STATED TASK »
Pull out every line with the word "минут".
═══ INPUT DATA ═══
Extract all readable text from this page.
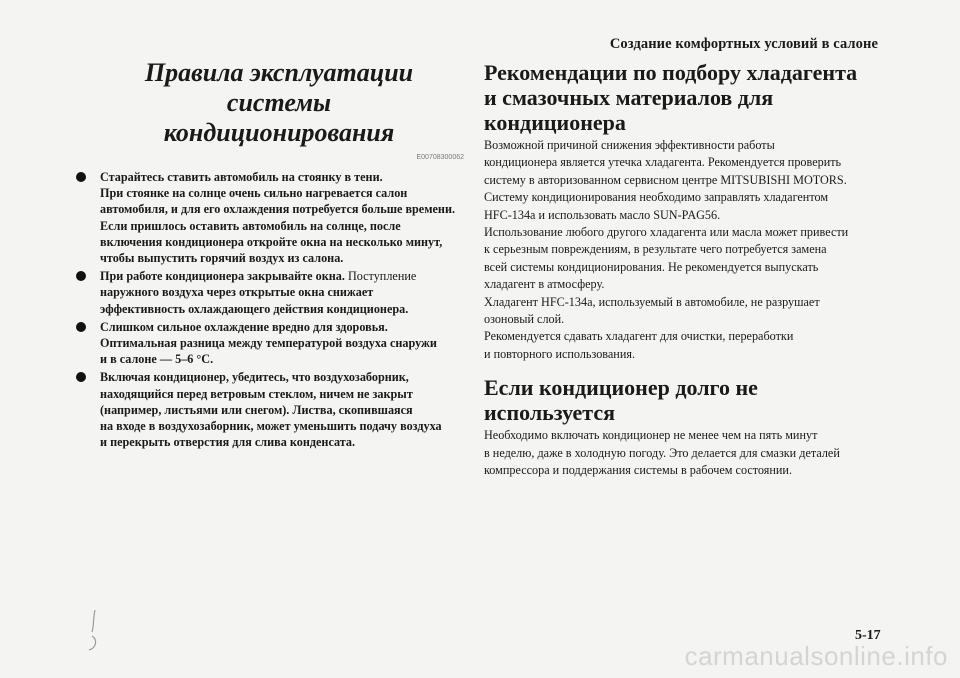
Создание комфортных условий в салоне
Правила эксплуатации системы
кондиционирования
E00708300062
Старайтесь ставить автомобиль на стоянку в тени.
При стоянке на солнце очень сильно нагревается салон
автомобиля, и для его охлаждения потребуется больше времени.
Если пришлось оставить автомобиль на солнце, после
включения кондиционера откройте окна на несколько минут,
чтобы выпустить горячий воздух из салона.
При работе кондиционера закрывайте окна. Поступление
наружного воздуха через открытые окна снижает
эффективность охлаждающего действия кондиционера.
Слишком сильное охлаждение вредно для здоровья.
Оптимальная разница между температурой воздуха снаружи
и в салоне — 5–6 °C.
Включая кондиционер, убедитесь, что воздухозаборник,
находящийся перед ветровым стеклом, ничем не закрыт
(например, листьями или снегом). Листва, скопившаяся
на входе в воздухозаборник, может уменьшить подачу воздуха
и перекрыть отверстия для слива конденсата.
Рекомендации по подбору хладагента
и смазочных материалов для кондиционера

Возможной причиной снижения эффективности работы
кондиционера является утечка хладагента. Рекомендуется проверить
систему в авторизованном сервисном центре MITSUBISHI MOTORS.
Систему кондиционирования необходимо заправлять хладагентом
HFC-134a и использовать масло SUN-PAG56.
Использование любого другого хладагента или масла может привести
к серьезным повреждениям, в результате чего потребуется замена
всей системы кондиционирования. Не рекомендуется выпускать
хладагент в атмосферу.
Хладагент HFC-134a, используемый в автомобиле, не разрушает
озоновый слой.
Рекомендуется сдавать хладагент для очистки, переработки
и повторного использования.

Если кондиционер долго не используется

Необходимо включать кондиционер не менее чем на пять минут
в неделю, даже в холодную погоду. Это делается для смазки деталей
компрессора и поддержания системы в рабочем состоянии.

5-17
carmanualsonline.info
═══
RESPONSE »
включения кондиционера откройте окна на несколько минут,
Необходимо включать кондиционер не менее чем на пять минут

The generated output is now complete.